Records shown:
+---+
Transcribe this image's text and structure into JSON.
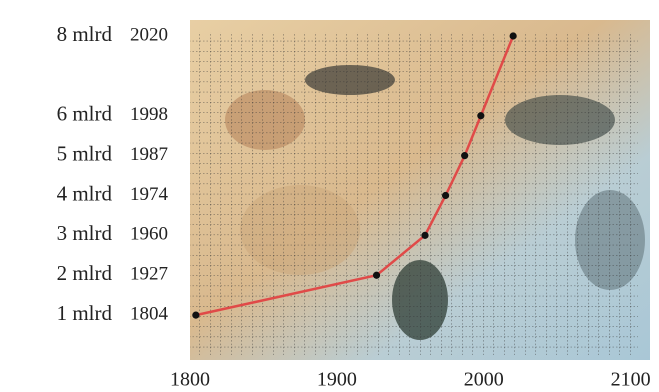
{
  "chart_data": {
    "type": "line",
    "x": [
      1804,
      1927,
      1960,
      1974,
      1987,
      1998,
      2020
    ],
    "values": [
      1,
      2,
      3,
      4,
      5,
      6,
      8
    ],
    "value_labels": [
      "1 mlrd",
      "2 mlrd",
      "3 mlrd",
      "4 mlrd",
      "5 mlrd",
      "6 mlrd",
      "8 mlrd"
    ],
    "color": "#e04a48",
    "xlim": [
      1800,
      2105
    ],
    "xticks": [
      1800,
      1900,
      2000,
      2100
    ],
    "ylim": [
      0,
      8.1
    ]
  }
}
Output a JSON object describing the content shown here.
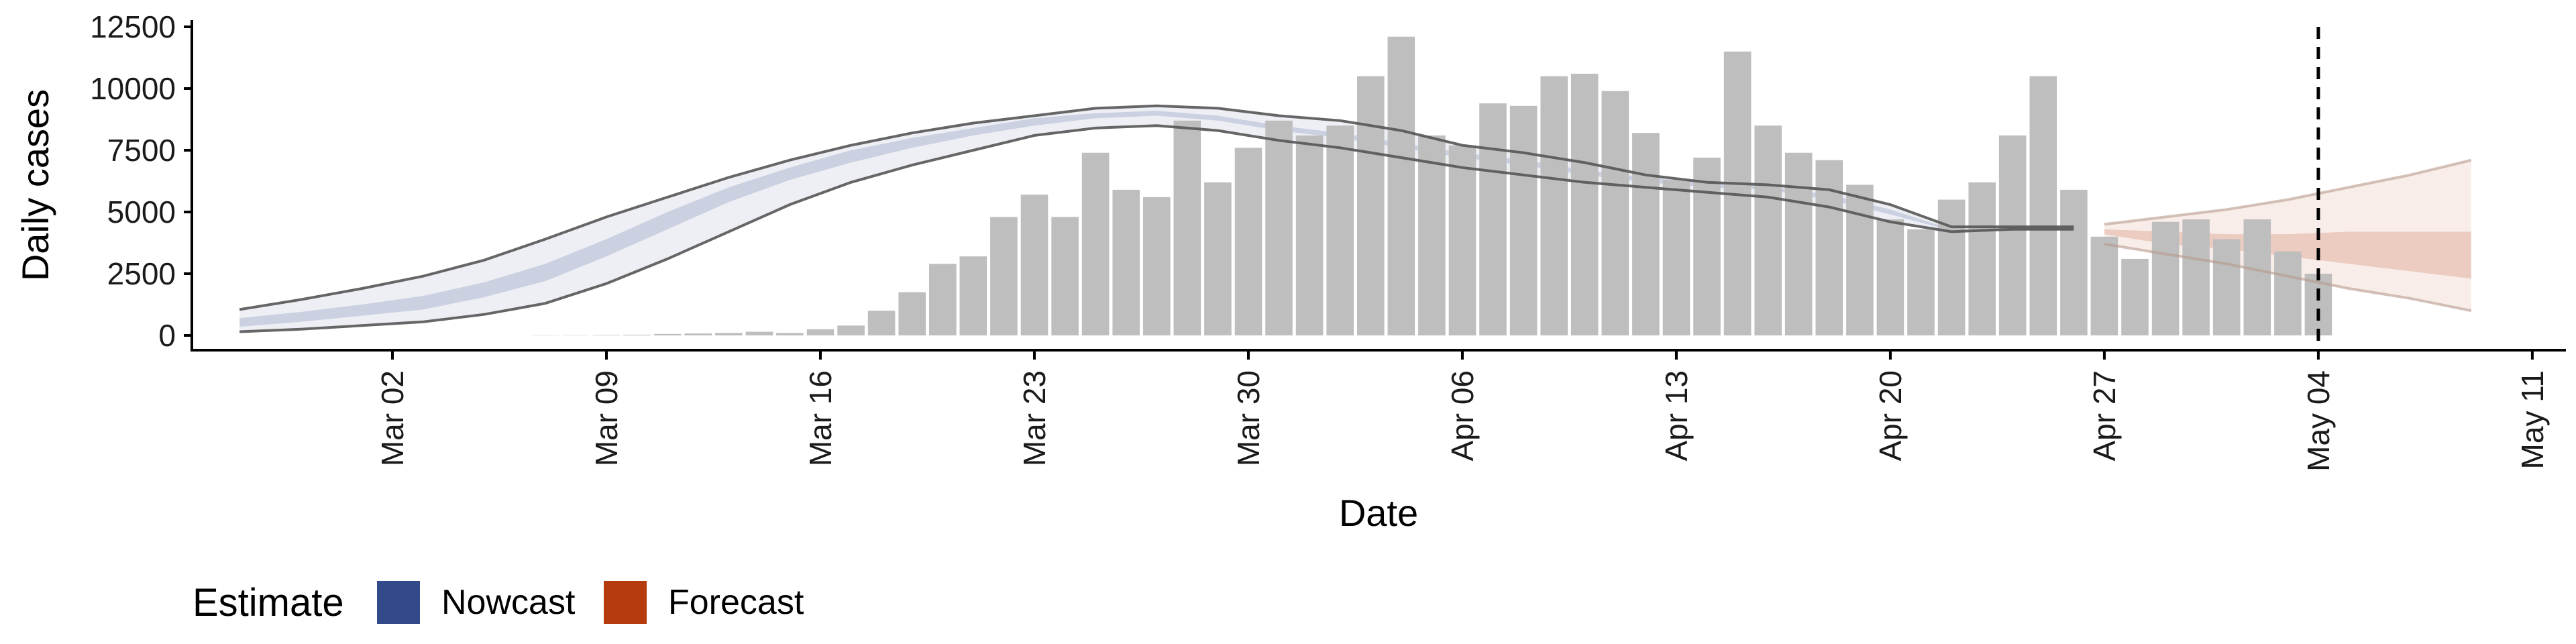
{
  "chart_data": {
    "type": "bar",
    "xlabel": "Date",
    "ylabel": "Daily cases",
    "ylim": [
      0,
      12500
    ],
    "y_ticks": [
      0,
      2500,
      5000,
      7500,
      10000,
      12500
    ],
    "y_tick_labels": [
      "0",
      "2500",
      "5000",
      "7500",
      "10000",
      "12500"
    ],
    "x_ticks": [
      "Mar 02",
      "Mar 09",
      "Mar 16",
      "Mar 23",
      "Mar 30",
      "Apr 06",
      "Apr 13",
      "Apr 20",
      "Apr 27",
      "May 04",
      "May 11"
    ],
    "vertical_dashed_line": "2020-05-04",
    "bars": {
      "dates": [
        "2020-03-07",
        "2020-03-08",
        "2020-03-09",
        "2020-03-10",
        "2020-03-11",
        "2020-03-12",
        "2020-03-13",
        "2020-03-14",
        "2020-03-15",
        "2020-03-16",
        "2020-03-17",
        "2020-03-18",
        "2020-03-19",
        "2020-03-20",
        "2020-03-21",
        "2020-03-22",
        "2020-03-23",
        "2020-03-24",
        "2020-03-25",
        "2020-03-26",
        "2020-03-27",
        "2020-03-28",
        "2020-03-29",
        "2020-03-30",
        "2020-03-31",
        "2020-04-01",
        "2020-04-02",
        "2020-04-03",
        "2020-04-04",
        "2020-04-05",
        "2020-04-06",
        "2020-04-07",
        "2020-04-08",
        "2020-04-09",
        "2020-04-10",
        "2020-04-11",
        "2020-04-12",
        "2020-04-13",
        "2020-04-14",
        "2020-04-15",
        "2020-04-16",
        "2020-04-17",
        "2020-04-18",
        "2020-04-19",
        "2020-04-20",
        "2020-04-21",
        "2020-04-22",
        "2020-04-23",
        "2020-04-24",
        "2020-04-25",
        "2020-04-26",
        "2020-04-27",
        "2020-04-28",
        "2020-04-29",
        "2020-04-30",
        "2020-05-01",
        "2020-05-02",
        "2020-05-03",
        "2020-05-04"
      ],
      "values": [
        10,
        10,
        20,
        30,
        60,
        80,
        100,
        150,
        100,
        250,
        400,
        1000,
        1750,
        2900,
        3200,
        4800,
        5700,
        4800,
        7400,
        5900,
        5600,
        8700,
        6200,
        7600,
        8700,
        8100,
        8500,
        10500,
        12100,
        8100,
        7700,
        9400,
        9300,
        10500,
        10600,
        9900,
        8200,
        6300,
        7200,
        11500,
        8500,
        7400,
        7100,
        6100,
        4700,
        4300,
        5500,
        6200,
        8100,
        10500,
        5900,
        4000,
        3100,
        4600,
        4700,
        3900,
        4700,
        3400,
        2500
      ],
      "color": "#bebebe"
    },
    "series": [
      {
        "name": "Nowcast",
        "color": "#32498a",
        "dates": [
          "2020-02-26",
          "2020-02-28",
          "2020-03-01",
          "2020-03-03",
          "2020-03-05",
          "2020-03-07",
          "2020-03-09",
          "2020-03-11",
          "2020-03-13",
          "2020-03-15",
          "2020-03-17",
          "2020-03-19",
          "2020-03-21",
          "2020-03-23",
          "2020-03-25",
          "2020-03-27",
          "2020-03-29",
          "2020-03-31",
          "2020-04-02",
          "2020-04-04",
          "2020-04-06",
          "2020-04-08",
          "2020-04-10",
          "2020-04-12",
          "2020-04-14",
          "2020-04-16",
          "2020-04-18",
          "2020-04-20",
          "2020-04-22",
          "2020-04-24",
          "2020-04-26"
        ],
        "outer_lower": [
          150,
          250,
          400,
          550,
          850,
          1300,
          2100,
          3100,
          4200,
          5300,
          6200,
          6900,
          7500,
          8100,
          8400,
          8500,
          8300,
          7900,
          7600,
          7200,
          6800,
          6500,
          6200,
          6000,
          5800,
          5600,
          5200,
          4600,
          4200,
          4300,
          4300
        ],
        "inner_lower": [
          350,
          550,
          800,
          1050,
          1550,
          2200,
          3200,
          4300,
          5400,
          6300,
          7000,
          7600,
          8100,
          8500,
          8800,
          8900,
          8700,
          8300,
          8000,
          7600,
          7200,
          6900,
          6500,
          6200,
          6000,
          5900,
          5500,
          4900,
          4250,
          4300,
          4300
        ],
        "inner_upper": [
          700,
          950,
          1250,
          1600,
          2150,
          2900,
          3900,
          5000,
          6000,
          6800,
          7500,
          8000,
          8400,
          8800,
          9000,
          9100,
          8900,
          8500,
          8200,
          7800,
          7400,
          7100,
          6700,
          6400,
          6200,
          6050,
          5700,
          5100,
          4300,
          4350,
          4350
        ],
        "outer_upper": [
          1050,
          1450,
          1900,
          2400,
          3050,
          3900,
          4800,
          5600,
          6400,
          7100,
          7700,
          8200,
          8600,
          8900,
          9200,
          9300,
          9200,
          8900,
          8700,
          8300,
          7700,
          7400,
          7000,
          6500,
          6200,
          6100,
          5900,
          5300,
          4400,
          4400,
          4400
        ]
      },
      {
        "name": "Forecast",
        "color": "#b53a0d",
        "dates": [
          "2020-04-27",
          "2020-04-29",
          "2020-05-01",
          "2020-05-03",
          "2020-05-05",
          "2020-05-07",
          "2020-05-09"
        ],
        "outer_lower": [
          3700,
          3300,
          2900,
          2400,
          1900,
          1500,
          1000
        ],
        "inner_lower": [
          4100,
          3700,
          3500,
          3200,
          2900,
          2600,
          2300
        ],
        "inner_upper": [
          4300,
          4200,
          4100,
          4100,
          4200,
          4200,
          4200
        ],
        "outer_upper": [
          4500,
          4800,
          5100,
          5500,
          6000,
          6500,
          7100
        ]
      }
    ],
    "legend": {
      "title": "Estimate",
      "placement": "bottom-left",
      "entries": [
        {
          "label": "Nowcast",
          "color": "#32498a"
        },
        {
          "label": "Forecast",
          "color": "#b53a0d"
        }
      ]
    }
  }
}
+---+
Task instructions: The records above need to be restated word for word, with the pictures left out.

Solution to the exercise:
Transcribe this image's text and structure into JSON.
{
  "chart_data": {
    "type": "line",
    "x": [
      1804,
      1927,
      1960,
      1974,
      1987,
      1998,
      2020
    ],
    "values": [
      1,
      2,
      3,
      4,
      5,
      6,
      8
    ],
    "value_labels": [
      "1 mlrd",
      "2 mlrd",
      "3 mlrd",
      "4 mlrd",
      "5 mlrd",
      "6 mlrd",
      "8 mlrd"
    ],
    "color": "#e04a48",
    "xlim": [
      1800,
      2105
    ],
    "xticks": [
      1800,
      1900,
      2000,
      2100
    ],
    "ylim": [
      0,
      8.1
    ]
  }
}
Output a JSON object describing the content shown here.
{
  "chart_data": {
    "type": "bar",
    "xlabel": "Date",
    "ylabel": "Daily cases",
    "ylim": [
      0,
      12500
    ],
    "y_ticks": [
      0,
      2500,
      5000,
      7500,
      10000,
      12500
    ],
    "y_tick_labels": [
      "0",
      "2500",
      "5000",
      "7500",
      "10000",
      "12500"
    ],
    "x_ticks": [
      "Mar 02",
      "Mar 09",
      "Mar 16",
      "Mar 23",
      "Mar 30",
      "Apr 06",
      "Apr 13",
      "Apr 20",
      "Apr 27",
      "May 04",
      "May 11"
    ],
    "vertical_dashed_line": "2020-05-04",
    "bars": {
      "dates": [
        "2020-03-07",
        "2020-03-08",
        "2020-03-09",
        "2020-03-10",
        "2020-03-11",
        "2020-03-12",
        "2020-03-13",
        "2020-03-14",
        "2020-03-15",
        "2020-03-16",
        "2020-03-17",
        "2020-03-18",
        "2020-03-19",
        "2020-03-20",
        "2020-03-21",
        "2020-03-22",
        "2020-03-23",
        "2020-03-24",
        "2020-03-25",
        "2020-03-26",
        "2020-03-27",
        "2020-03-28",
        "2020-03-29",
        "2020-03-30",
        "2020-03-31",
        "2020-04-01",
        "2020-04-02",
        "2020-04-03",
        "2020-04-04",
        "2020-04-05",
        "2020-04-06",
        "2020-04-07",
        "2020-04-08",
        "2020-04-09",
        "2020-04-10",
        "2020-04-11",
        "2020-04-12",
        "2020-04-13",
        "2020-04-14",
        "2020-04-15",
        "2020-04-16",
        "2020-04-17",
        "2020-04-18",
        "2020-04-19",
        "2020-04-20",
        "2020-04-21",
        "2020-04-22",
        "2020-04-23",
        "2020-04-24",
        "2020-04-25",
        "2020-04-26",
        "2020-04-27",
        "2020-04-28",
        "2020-04-29",
        "2020-04-30",
        "2020-05-01",
        "2020-05-02",
        "2020-05-03",
        "2020-05-04"
      ],
      "values": [
        10,
        10,
        20,
        30,
        60,
        80,
        100,
        150,
        100,
        250,
        400,
        1000,
        1750,
        2900,
        3200,
        4800,
        5700,
        4800,
        7400,
        5900,
        5600,
        8700,
        6200,
        7600,
        8700,
        8100,
        8500,
        10500,
        12100,
        8100,
        7700,
        9400,
        9300,
        10500,
        10600,
        9900,
        8200,
        6300,
        7200,
        11500,
        8500,
        7400,
        7100,
        6100,
        4700,
        4300,
        5500,
        6200,
        8100,
        10500,
        5900,
        4000,
        3100,
        4600,
        4700,
        3900,
        4700,
        3400,
        2500
      ],
      "color": "#bebebe"
    },
    "series": [
      {
        "name": "Nowcast",
        "color": "#32498a",
        "dates": [
          "2020-02-26",
          "2020-02-28",
          "2020-03-01",
          "2020-03-03",
          "2020-03-05",
          "2020-03-07",
          "2020-03-09",
          "2020-03-11",
          "2020-03-13",
          "2020-03-15",
          "2020-03-17",
          "2020-03-19",
          "2020-03-21",
          "2020-03-23",
          "2020-03-25",
          "2020-03-27",
          "2020-03-29",
          "2020-03-31",
          "2020-04-02",
          "2020-04-04",
          "2020-04-06",
          "2020-04-08",
          "2020-04-10",
          "2020-04-12",
          "2020-04-14",
          "2020-04-16",
          "2020-04-18",
          "2020-04-20",
          "2020-04-22",
          "2020-04-24",
          "2020-04-26"
        ],
        "outer_lower": [
          150,
          250,
          400,
          550,
          850,
          1300,
          2100,
          3100,
          4200,
          5300,
          6200,
          6900,
          7500,
          8100,
          8400,
          8500,
          8300,
          7900,
          7600,
          7200,
          6800,
          6500,
          6200,
          6000,
          5800,
          5600,
          5200,
          4600,
          4200,
          4300,
          4300
        ],
        "inner_lower": [
          350,
          550,
          800,
          1050,
          1550,
          2200,
          3200,
          4300,
          5400,
          6300,
          7000,
          7600,
          8100,
          8500,
          8800,
          8900,
          8700,
          8300,
          8000,
          7600,
          7200,
          6900,
          6500,
          6200,
          6000,
          5900,
          5500,
          4900,
          4250,
          4300,
          4300
        ],
        "inner_upper": [
          700,
          950,
          1250,
          1600,
          2150,
          2900,
          3900,
          5000,
          6000,
          6800,
          7500,
          8000,
          8400,
          8800,
          9000,
          9100,
          8900,
          8500,
          8200,
          7800,
          7400,
          7100,
          6700,
          6400,
          6200,
          6050,
          5700,
          5100,
          4300,
          4350,
          4350
        ],
        "outer_upper": [
          1050,
          1450,
          1900,
          2400,
          3050,
          3900,
          4800,
          5600,
          6400,
          7100,
          7700,
          8200,
          8600,
          8900,
          9200,
          9300,
          9200,
          8900,
          8700,
          8300,
          7700,
          7400,
          7000,
          6500,
          6200,
          6100,
          5900,
          5300,
          4400,
          4400,
          4400
        ]
      },
      {
        "name": "Forecast",
        "color": "#b53a0d",
        "dates": [
          "2020-04-27",
          "2020-04-29",
          "2020-05-01",
          "2020-05-03",
          "2020-05-05",
          "2020-05-07",
          "2020-05-09"
        ],
        "outer_lower": [
          3700,
          3300,
          2900,
          2400,
          1900,
          1500,
          1000
        ],
        "inner_lower": [
          4100,
          3700,
          3500,
          3200,
          2900,
          2600,
          2300
        ],
        "inner_upper": [
          4300,
          4200,
          4100,
          4100,
          4200,
          4200,
          4200
        ],
        "outer_upper": [
          4500,
          4800,
          5100,
          5500,
          6000,
          6500,
          7100
        ]
      }
    ],
    "legend": {
      "title": "Estimate",
      "placement": "bottom-left",
      "entries": [
        {
          "label": "Nowcast",
          "color": "#32498a"
        },
        {
          "label": "Forecast",
          "color": "#b53a0d"
        }
      ]
    }
  }
}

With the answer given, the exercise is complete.